── Page excerpt ──

The changes follow a presidential memorandum issued last October that called for the heads of the Interior and Commerce departments to work together to “minimize unnecessary regulatory burdens” on water projects to better meet demands.
Agency officials called the changes much-needed updates to protections of both species, which allow for a win-win scenario for local residents, the fish and farmers who wish to pump water out of their habitat for irrigation.
“I will say we have worked diligently, as I described, to protect fisheries. We will have more cold water in this action than the last 10 years. By definition, it’s necessary to support winter line spawning. Similarly with delta operations we have crafted a plan that will restrict pumping if there are cause for concern,” said Paul Souza, the regional Fish and Wildlife Service official.
“Our commitment is that we will be as, or more, protective for delta operations than the last 10 years,” Souza said on a call with reporters Tuesday.

───
── Records provided ──

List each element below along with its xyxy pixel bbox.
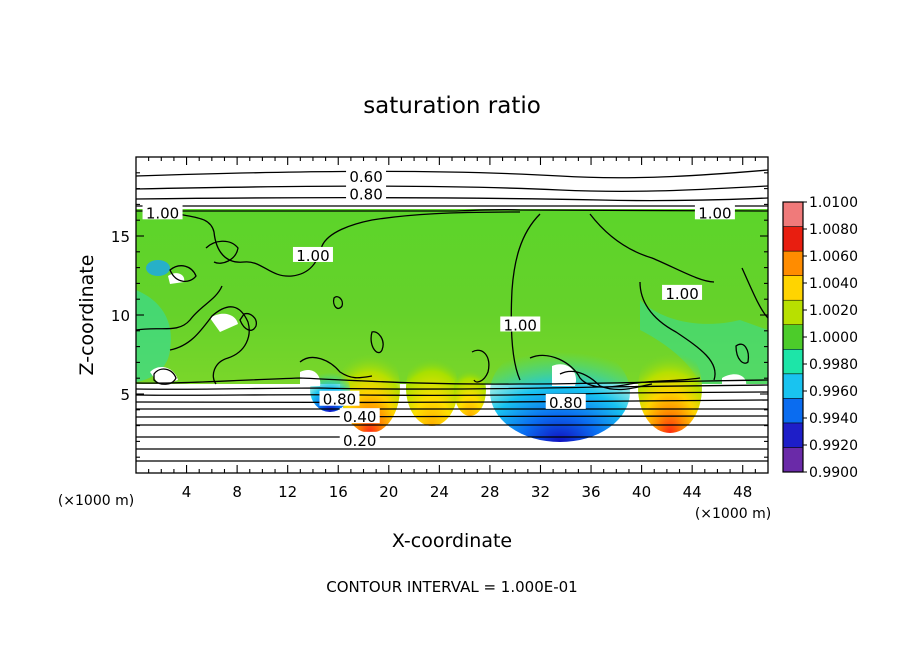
contour-label: 1.00: [296, 247, 329, 265]
contour-label: 1.00: [698, 204, 731, 222]
contour-label: 1.00: [665, 285, 698, 303]
hot-region-42: [638, 343, 702, 433]
contour-label-box: [142, 204, 183, 220]
cyan-patch-right: [640, 300, 768, 384]
contour-label-box: [346, 185, 387, 201]
x-tick-label: 44: [683, 483, 702, 501]
x-tick-label: 28: [480, 483, 499, 501]
contour-label: 0.40: [343, 408, 376, 426]
colorbar-swatch: [782, 324, 804, 350]
x-tick-label: 24: [430, 483, 449, 501]
contour-label-box: [346, 167, 387, 183]
colorbar-label: 1.0060: [809, 249, 858, 265]
contour-label-box: [292, 246, 333, 262]
x-unit-right: (×1000 m): [695, 506, 771, 522]
colorbar-label: 0.9960: [809, 384, 858, 400]
colorbar-swatch: [782, 373, 804, 399]
contour-interval-note: CONTOUR INTERVAL = 1.000E-01: [326, 578, 577, 596]
contour-label: 0.80: [549, 394, 582, 412]
contour-label: 1.00: [504, 316, 537, 334]
x-axis: 4 8 12 16 20 24 28 32 36 40 44 48: [148, 157, 756, 501]
x-tick-label: 4: [182, 483, 192, 501]
y-axis: 5 10 15: [111, 172, 768, 458]
x-unit-left: (×1000 m): [58, 493, 134, 509]
contour-label-box: [339, 431, 380, 447]
colorbar-swatch: [782, 250, 804, 276]
x-tick-label: 32: [531, 483, 550, 501]
y-tick-label: 15: [111, 228, 130, 246]
x-tick-label: 8: [232, 483, 242, 501]
y-axis-label: Z-coordinate: [76, 255, 98, 376]
colorbar-swatch: [782, 422, 804, 448]
colorbar-label: 1.0100: [809, 195, 858, 211]
contour-label-box: [662, 284, 703, 300]
colorbar: 0.9900 0.9920 0.9940 0.9960 0.9980 1.0000 1.00…: [782, 195, 858, 481]
contour-label-box: [545, 393, 586, 409]
cyan-patch-left: [136, 290, 171, 382]
colorbar-swatch: [782, 275, 804, 301]
contour-label: 1.00: [146, 204, 179, 222]
plot-field: 0.600.801.00 1.001.001.001.000.80 0.800.40…: [136, 167, 768, 462]
colorbar-label: 1.0040: [809, 276, 858, 292]
cold-region-33: [490, 342, 630, 442]
colorbar-swatch: [782, 447, 804, 473]
warm-region-23: [406, 350, 458, 426]
x-axis-label: X-coordinate: [392, 530, 512, 552]
cold-spot-left: [146, 260, 170, 276]
x-tick-label: 20: [379, 483, 398, 501]
x-tick-label: 48: [733, 483, 752, 501]
contour-label-box: [500, 316, 541, 332]
y-tick-label: 10: [111, 307, 130, 325]
colorbar-label: 0.9920: [809, 438, 858, 454]
chart-title: saturation ratio: [363, 93, 541, 119]
contour-lines: [136, 169, 768, 462]
warm-region-27: [454, 364, 486, 416]
colorbar-label: 1.0080: [809, 222, 858, 238]
contour-label: 0.80: [323, 391, 356, 409]
contour-label-group: 0.600.801.00 1.001.001.001.000.80 0.800.40…: [142, 167, 735, 450]
colorbar-swatch: [782, 201, 804, 227]
colorbar-swatch: [782, 226, 804, 252]
contour-label-box: [319, 390, 360, 406]
contour-label: 0.80: [349, 185, 382, 203]
x-tick-label: 36: [581, 483, 600, 501]
contour-label-box: [339, 408, 380, 424]
y-tick-label: 5: [120, 386, 130, 404]
colorbar-label: 0.9980: [809, 357, 858, 373]
colorbar-swatch: [782, 398, 804, 424]
colorbar-label: 1.0020: [809, 303, 858, 319]
contour-label-box: [694, 204, 735, 220]
colorbar-swatch: [782, 349, 804, 375]
colorbar-swatch: [782, 299, 804, 325]
contour-label: 0.60: [349, 168, 382, 186]
x-tick-label: 12: [278, 483, 297, 501]
contour-label: 0.20: [343, 432, 376, 450]
x-tick-label: 16: [329, 483, 348, 501]
colorbar-label: 0.9940: [809, 411, 858, 427]
colorbar-label: 1.0000: [809, 330, 858, 346]
x-tick-label: 40: [632, 483, 651, 501]
colorbar-label: 0.9900: [809, 465, 858, 481]
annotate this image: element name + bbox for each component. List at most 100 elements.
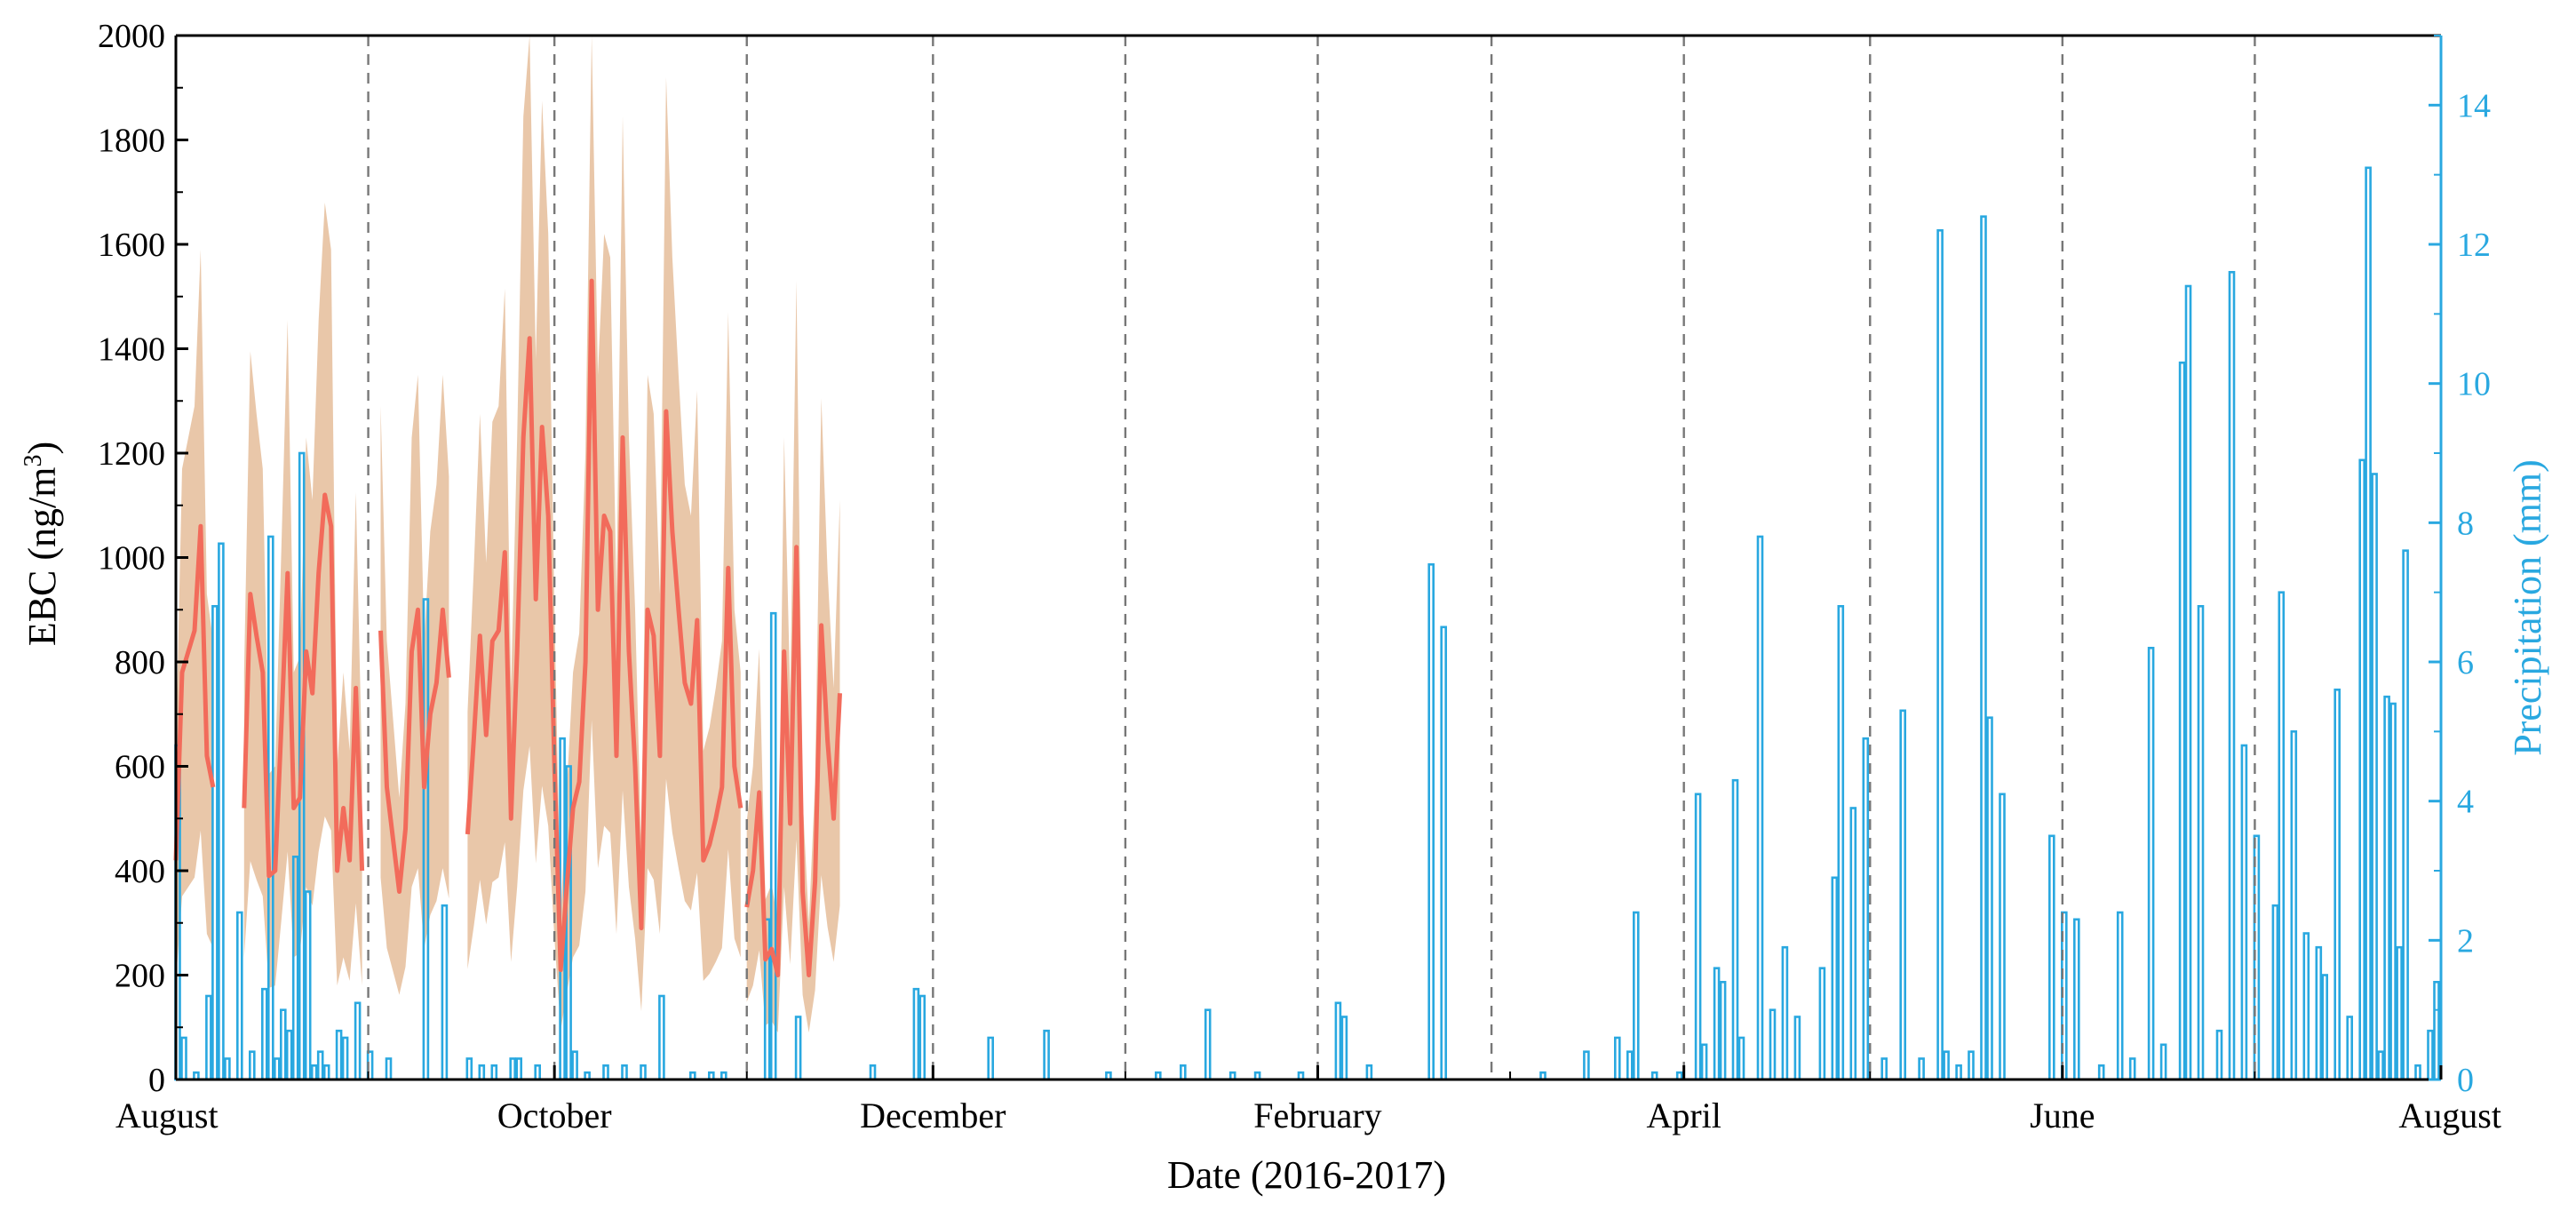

───

» **Instructions**:
1. Revise the water-policy excerpt from the words containing "The changes follow" through "habitat for irrigation.", putting "directive" in place of "memorandum".
2. Convert the part of the entries that opens with the line containing "contour-label: 1.00: [296, 247, 329, 265]" and closes with the line containing "y-axis: 5 10 15: [111, 172, 768, 458]" into a JSON list of strings, one string per line.
The water-policy excerpt and the entries were taken from separate sources.

» **Answers in order**:
1.
The changes follow a presidential directive issued last October that called for the heads of the Interior and Commerce departments to work together to “minimize unnecessary regulatory burdens” on water projects to better meet demands.
Agency officials called the changes much-needed updates to protections of both species, which allow for a win-win scenario for local residents, the fish and farmers who wish to pump water out of their habitat for irrigation.

2.
[
  "contour-label: 1.00: [296, 247, 329, 265]",
  "contour-label: 1.00: [698, 204, 731, 222]",
  "contour-label: 1.00: [665, 285, 698, 303]",
  "hot-region-42: [638, 343, 702, 433]",
  "contour-label-box: [142, 204, 183, 220]",
  "cyan-patch-right: [640, 300, 768, 384]",
  "contour-label-box: [346, 185, 387, 201]",
  "x-tick-label: 44: [683, 483, 702, 501]",
  "x-tick-label: 28: [480, 483, 499, 501]",
  "contour-label: 0.40: [343, 408, 376, 426]",
  "colorbar-swatch: [782, 324, 804, 350]",
  "x-tick-label: 24: [430, 483, 449, 501]",
  "contour-label-box: [346, 167, 387, 183]",
  "colorbar-label: 1.0060: [809, 249, 858, 265]",
  "contour-label-box: [292, 246, 333, 262]",
  "x-unit-right: (×1000 m): [695, 506, 771, 522]",
  "colorbar-label: 0.9960: [809, 384, 858, 400]",
  "colorbar-swatch: [782, 373, 804, 399]",
  "contour-interval-note: CONTOUR INTERVAL = 1.000E-01: [326, 578, 577, 596]",
  "contour-label: 0.80: [549, 394, 582, 412]",
  "contour-label: 1.00: [504, 316, 537, 334]",
  "x-axis: 4 8 12 16 20 24 28 32 36 40 44 48: [148, 157, 756, 501]",
  "x-tick-label: 4: [182, 483, 192, 501]",
  "y-axis: 5 10 15: [111, 172, 768, 458]"
]